Each line from the one that contains "Give me the" to the end of the material must be set down exactly, and no line before it.

**Records for processing**
****
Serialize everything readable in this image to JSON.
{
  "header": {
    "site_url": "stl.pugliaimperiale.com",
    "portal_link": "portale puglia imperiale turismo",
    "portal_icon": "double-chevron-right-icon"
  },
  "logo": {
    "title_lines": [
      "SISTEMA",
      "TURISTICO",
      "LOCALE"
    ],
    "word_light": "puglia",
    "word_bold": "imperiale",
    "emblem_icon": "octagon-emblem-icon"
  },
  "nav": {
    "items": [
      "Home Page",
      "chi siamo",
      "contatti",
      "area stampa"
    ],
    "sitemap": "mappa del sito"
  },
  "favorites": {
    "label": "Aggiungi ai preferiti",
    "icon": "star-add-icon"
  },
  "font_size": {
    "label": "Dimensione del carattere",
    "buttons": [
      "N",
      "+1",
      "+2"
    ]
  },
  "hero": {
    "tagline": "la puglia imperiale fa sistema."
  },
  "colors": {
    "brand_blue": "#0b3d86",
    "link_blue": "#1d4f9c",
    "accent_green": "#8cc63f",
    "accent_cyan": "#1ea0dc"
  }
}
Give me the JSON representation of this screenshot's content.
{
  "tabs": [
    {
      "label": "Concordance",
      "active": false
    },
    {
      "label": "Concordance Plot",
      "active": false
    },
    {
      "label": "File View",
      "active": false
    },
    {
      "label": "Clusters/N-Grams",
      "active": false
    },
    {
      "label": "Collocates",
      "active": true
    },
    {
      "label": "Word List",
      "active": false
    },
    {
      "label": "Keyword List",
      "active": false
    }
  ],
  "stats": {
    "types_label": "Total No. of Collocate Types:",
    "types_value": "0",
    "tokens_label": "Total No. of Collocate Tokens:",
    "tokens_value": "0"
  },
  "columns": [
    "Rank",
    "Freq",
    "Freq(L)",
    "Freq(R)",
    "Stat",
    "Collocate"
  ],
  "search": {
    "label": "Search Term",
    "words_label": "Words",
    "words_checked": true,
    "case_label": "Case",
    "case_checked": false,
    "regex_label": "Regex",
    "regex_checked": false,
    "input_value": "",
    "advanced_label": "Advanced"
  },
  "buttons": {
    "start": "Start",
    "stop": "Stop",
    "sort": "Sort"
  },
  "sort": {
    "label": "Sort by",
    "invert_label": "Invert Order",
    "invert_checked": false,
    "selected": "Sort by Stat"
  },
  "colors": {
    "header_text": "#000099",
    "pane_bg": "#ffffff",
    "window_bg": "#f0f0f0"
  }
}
****
**Result for this task**
Give me the JSON representation of this screenshot's content.
{
  "tabs": [
    {
      "label": "Concordance",
      "active": false
    },
    {
      "label": "Concordance Plot",
      "active": false
    },
    {
      "label": "File View",
      "active": false
    },
    {
      "label": "Clusters/N-Grams",
      "active": false
    },
    {
      "label": "Collocates",
      "active": true
    },
    {
      "label": "Word List",
      "active": false
    },
    {
      "label": "Keyword List",
      "active": false
    }
  ],
  "stats": {
    "types_label": "Total No. of Collocate Types:",
    "types_value": "0",
    "tokens_label": "Total No. of Collocate Tokens:",
    "tokens_value": "0"
  },
  "columns": [
    "Rank",
    "Freq",
    "Freq(L)",
    "Freq(R)",
    "Stat",
    "Collocate"
  ],
  "search": {
    "label": "Search Term",
    "words_label": "Words",
    "words_checked": true,
    "case_label": "Case",
    "case_checked": false,
    "regex_label": "Regex",
    "regex_checked": false,
    "input_value": "",
    "advanced_label": "Advanced"
  },
  "buttons": {
    "start": "Start",
    "stop": "Stop",
    "sort": "Sort"
  },
  "sort": {
    "label": "Sort by",
    "invert_label": "Invert Order",
    "invert_checked": false,
    "selected": "Sort by Stat"
  },
  "colors": {
    "header_text": "#000099",
    "pane_bg": "#ffffff",
    "window_bg": "#f0f0f0"
  }
}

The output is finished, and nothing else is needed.